> **Text segment**:
Yesterday was the primary. Congrats Tom. He got the second highest number of votes, which hubby and I had actually kind of hoped for. The winner may get lazy, Tom will have to work harder. And the person who "won" is diametrically opposite. Some of the other candidates were quite similar, so Tom's sure to pick up many of their votes. He's good at this. He can gain 500+ votes. If not, we've still got our dreams on realtor.com.

Oh ya and yesterday ran into this guy I worked with 7ish years ago. I had no idea who he was and he used to live in the city, so I had no idea it was him. Turns out it probably was and I looked the other way. Oops.

Last night, Nino learned how slippery the tub is and how fun it is to slide around and give momma a heart attack. Double whammy. Sits on the slopey non-faucet end and skids down till he's "swimming like a fishy".

Monday, September 19, 2005

When I picked Nino up at Sammy's house today, she was wearing a towel-cape and nothing else. You've gotta love two year olds.

I can't believe I'm a month away from meeting my daughter. This weekend I had some crampiness and some stomach stuff, and I realized it really could be any day now. She gets stronger and stronger and I now feel distinct knees. I make everyone feel her. So different from last time when I was all territorial about my bump. I started packing my bag, her little clothes are all washed and in her drawers. Tiny diapers lined up. The socks! They're the size of my thumb!! The thing that really cracked me up is that while '"m planning a fancy beautiful outfit for her to wear home, mine is a comfy frumpy suit. I know no one will be looking at me anyway.

> **How to complete this task**: Continue the family blog, picking up after its final sentence about the going-home outfits.

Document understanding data
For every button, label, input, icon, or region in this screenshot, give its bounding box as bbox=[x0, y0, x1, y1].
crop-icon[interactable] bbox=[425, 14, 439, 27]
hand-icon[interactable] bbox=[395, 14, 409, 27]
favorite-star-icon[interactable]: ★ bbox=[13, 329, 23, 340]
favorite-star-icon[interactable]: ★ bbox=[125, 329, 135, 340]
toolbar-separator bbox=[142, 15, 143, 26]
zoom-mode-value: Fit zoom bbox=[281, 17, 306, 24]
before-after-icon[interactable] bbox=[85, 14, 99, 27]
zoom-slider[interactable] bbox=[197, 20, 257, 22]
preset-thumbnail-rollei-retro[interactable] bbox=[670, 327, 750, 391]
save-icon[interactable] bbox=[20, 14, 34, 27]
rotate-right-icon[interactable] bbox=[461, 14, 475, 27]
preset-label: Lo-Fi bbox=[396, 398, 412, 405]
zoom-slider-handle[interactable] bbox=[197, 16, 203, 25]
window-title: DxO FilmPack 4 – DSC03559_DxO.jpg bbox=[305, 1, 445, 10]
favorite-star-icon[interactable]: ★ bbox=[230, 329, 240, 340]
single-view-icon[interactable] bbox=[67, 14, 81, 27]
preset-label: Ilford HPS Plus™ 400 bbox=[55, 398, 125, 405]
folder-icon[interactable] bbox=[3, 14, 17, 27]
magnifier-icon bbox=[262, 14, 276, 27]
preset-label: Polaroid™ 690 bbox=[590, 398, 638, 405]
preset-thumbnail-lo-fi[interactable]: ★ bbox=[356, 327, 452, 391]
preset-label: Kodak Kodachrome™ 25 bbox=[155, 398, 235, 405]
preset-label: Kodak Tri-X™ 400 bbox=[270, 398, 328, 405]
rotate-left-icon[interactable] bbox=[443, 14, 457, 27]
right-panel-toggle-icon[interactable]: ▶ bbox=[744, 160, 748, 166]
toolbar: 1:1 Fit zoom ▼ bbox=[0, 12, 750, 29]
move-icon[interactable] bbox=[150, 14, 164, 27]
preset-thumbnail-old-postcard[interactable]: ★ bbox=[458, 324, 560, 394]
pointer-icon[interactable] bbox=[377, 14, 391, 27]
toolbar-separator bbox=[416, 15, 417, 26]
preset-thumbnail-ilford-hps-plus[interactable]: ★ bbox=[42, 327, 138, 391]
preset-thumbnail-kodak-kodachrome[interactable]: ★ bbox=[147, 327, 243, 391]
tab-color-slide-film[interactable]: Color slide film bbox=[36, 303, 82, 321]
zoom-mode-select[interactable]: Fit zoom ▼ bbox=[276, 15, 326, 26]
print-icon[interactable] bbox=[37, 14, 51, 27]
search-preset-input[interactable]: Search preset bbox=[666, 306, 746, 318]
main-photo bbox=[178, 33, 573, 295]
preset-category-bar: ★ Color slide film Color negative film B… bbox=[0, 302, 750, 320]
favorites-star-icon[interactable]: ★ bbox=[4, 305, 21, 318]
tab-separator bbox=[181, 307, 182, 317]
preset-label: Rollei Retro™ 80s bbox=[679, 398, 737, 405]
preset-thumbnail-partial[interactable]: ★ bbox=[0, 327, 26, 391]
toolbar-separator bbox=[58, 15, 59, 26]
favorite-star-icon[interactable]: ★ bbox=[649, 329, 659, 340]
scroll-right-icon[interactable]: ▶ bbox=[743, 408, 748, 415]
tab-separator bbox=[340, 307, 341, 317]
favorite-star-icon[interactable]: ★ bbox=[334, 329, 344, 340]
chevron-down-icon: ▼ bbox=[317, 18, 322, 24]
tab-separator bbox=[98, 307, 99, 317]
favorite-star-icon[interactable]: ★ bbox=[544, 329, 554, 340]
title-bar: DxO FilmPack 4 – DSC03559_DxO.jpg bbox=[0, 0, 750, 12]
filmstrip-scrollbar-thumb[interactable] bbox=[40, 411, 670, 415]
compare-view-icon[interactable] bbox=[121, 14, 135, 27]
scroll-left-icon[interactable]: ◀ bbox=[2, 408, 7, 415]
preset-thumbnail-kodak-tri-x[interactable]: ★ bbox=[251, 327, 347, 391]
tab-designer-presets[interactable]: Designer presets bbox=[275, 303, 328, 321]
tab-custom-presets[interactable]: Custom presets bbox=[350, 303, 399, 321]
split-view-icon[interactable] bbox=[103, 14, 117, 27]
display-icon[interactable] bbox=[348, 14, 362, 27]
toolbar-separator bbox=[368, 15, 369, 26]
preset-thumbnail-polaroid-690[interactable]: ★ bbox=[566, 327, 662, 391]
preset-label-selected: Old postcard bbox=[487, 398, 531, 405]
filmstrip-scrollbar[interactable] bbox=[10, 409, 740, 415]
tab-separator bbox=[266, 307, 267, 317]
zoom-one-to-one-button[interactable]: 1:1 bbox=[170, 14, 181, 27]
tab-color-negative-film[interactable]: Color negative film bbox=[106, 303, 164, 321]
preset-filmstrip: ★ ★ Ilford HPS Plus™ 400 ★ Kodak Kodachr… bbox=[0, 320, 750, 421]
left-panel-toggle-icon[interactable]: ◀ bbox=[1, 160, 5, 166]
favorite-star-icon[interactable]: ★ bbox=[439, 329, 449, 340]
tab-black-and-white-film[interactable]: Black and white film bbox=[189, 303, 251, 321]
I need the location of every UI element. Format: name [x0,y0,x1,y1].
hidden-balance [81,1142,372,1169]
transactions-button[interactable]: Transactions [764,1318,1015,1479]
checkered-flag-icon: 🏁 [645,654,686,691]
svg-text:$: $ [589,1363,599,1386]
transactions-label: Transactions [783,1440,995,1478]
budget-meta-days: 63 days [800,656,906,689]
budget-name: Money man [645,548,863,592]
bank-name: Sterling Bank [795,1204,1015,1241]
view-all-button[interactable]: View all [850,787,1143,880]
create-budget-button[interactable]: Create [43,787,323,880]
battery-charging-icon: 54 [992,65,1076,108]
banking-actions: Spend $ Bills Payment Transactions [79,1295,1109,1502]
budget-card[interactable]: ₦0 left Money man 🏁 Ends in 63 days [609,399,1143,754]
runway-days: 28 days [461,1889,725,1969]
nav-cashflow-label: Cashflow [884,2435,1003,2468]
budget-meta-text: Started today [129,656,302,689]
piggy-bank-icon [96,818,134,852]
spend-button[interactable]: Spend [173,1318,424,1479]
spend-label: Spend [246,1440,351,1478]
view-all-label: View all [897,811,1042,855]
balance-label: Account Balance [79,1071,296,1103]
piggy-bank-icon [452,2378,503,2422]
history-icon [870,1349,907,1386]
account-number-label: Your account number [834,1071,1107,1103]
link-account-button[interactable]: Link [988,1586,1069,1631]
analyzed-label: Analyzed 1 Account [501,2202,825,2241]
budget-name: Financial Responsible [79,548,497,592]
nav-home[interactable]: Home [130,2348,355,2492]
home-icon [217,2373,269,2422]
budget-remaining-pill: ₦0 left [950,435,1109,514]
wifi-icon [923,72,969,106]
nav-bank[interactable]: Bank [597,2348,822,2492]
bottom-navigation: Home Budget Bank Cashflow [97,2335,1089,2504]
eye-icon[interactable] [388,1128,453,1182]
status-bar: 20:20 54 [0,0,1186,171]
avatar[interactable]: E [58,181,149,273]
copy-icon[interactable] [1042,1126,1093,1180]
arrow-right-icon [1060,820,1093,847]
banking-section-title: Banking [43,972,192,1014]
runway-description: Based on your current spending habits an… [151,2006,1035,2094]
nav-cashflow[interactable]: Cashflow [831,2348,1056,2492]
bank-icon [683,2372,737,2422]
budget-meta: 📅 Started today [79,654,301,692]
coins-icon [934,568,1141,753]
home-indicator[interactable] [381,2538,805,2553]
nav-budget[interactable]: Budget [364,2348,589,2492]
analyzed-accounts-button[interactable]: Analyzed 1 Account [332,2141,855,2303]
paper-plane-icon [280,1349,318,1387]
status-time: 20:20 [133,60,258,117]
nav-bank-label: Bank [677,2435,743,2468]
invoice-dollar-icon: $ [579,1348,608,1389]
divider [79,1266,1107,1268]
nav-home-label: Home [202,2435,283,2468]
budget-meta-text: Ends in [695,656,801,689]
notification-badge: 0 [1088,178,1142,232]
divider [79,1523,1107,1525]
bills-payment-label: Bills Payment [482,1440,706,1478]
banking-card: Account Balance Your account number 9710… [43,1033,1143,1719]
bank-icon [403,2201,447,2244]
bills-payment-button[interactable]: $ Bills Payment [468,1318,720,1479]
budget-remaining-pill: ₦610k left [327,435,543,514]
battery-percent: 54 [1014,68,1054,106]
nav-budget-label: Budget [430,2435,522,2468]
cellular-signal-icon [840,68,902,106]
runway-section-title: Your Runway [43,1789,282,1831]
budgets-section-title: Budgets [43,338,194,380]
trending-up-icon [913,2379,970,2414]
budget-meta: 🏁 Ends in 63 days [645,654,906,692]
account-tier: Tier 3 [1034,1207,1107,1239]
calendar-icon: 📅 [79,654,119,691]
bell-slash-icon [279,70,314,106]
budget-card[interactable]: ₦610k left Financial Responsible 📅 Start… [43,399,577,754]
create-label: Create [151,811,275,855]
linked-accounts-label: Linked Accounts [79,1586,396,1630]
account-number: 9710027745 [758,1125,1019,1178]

> **The answer**:
Thursday, September 15, 2005

Still up in the air about career decisions. We've started interviewing, and telling people how great it is, reminds me how great it is. And then trying to figure out how to keep Sue-sue available.
So we've decided that whenever I stop work, she'll still have Nino for two days. I think. I need to confirm with her. But it's great, because even though it's money spent and not earned, I'll be able to get into the groove with lil girl, nest beforehand, and nap. Naps were huge when he was wee. Then hopefully, I can talk to bossman in December or so and come back here for those 2 days, Januaryish. I'd really like that, even if all I do is production/website updates/not project management. I love that part but realize the continuity of two days leaves a bit to be desired in that regard. That's cool with me and then I'll just leave the work at the office. Can't beat that part.

Monday, September 12, 2005

This weekend Nino got to feel the baby move. It was just amazing to watch his little face as I told him what it was. Then every twenty minutes he wanted to feel her. She took a lot of "naps" this weekend.

Hubby is still ailing. He's spending the day at the hospital having tests run. Dye tests, xrays, bloodwork, all that. I hope they figure something out, because he's not healthy and it's not going away.

Wednesday, September 07, 2005

Last night, while getting Nino ready for bed, the red sox were on. He was wearing his sox jammies (well he was naked but going to wear them). Tied in the bottom of the ninth. I said "if you put your jammies on *now* the red sox will win". No sooner was his last limb through than Ortiz hit a homer. We'll have to practice that one through the world series.

Tuesday, September 06, 2005

Making myself sick on Storck Chocolate Riesen. If you haven't tried it and don't want a new addiction, steer clear. This has become comfort food to me. So chewy it makes your jaw hurt. So chocolatey. So heaven.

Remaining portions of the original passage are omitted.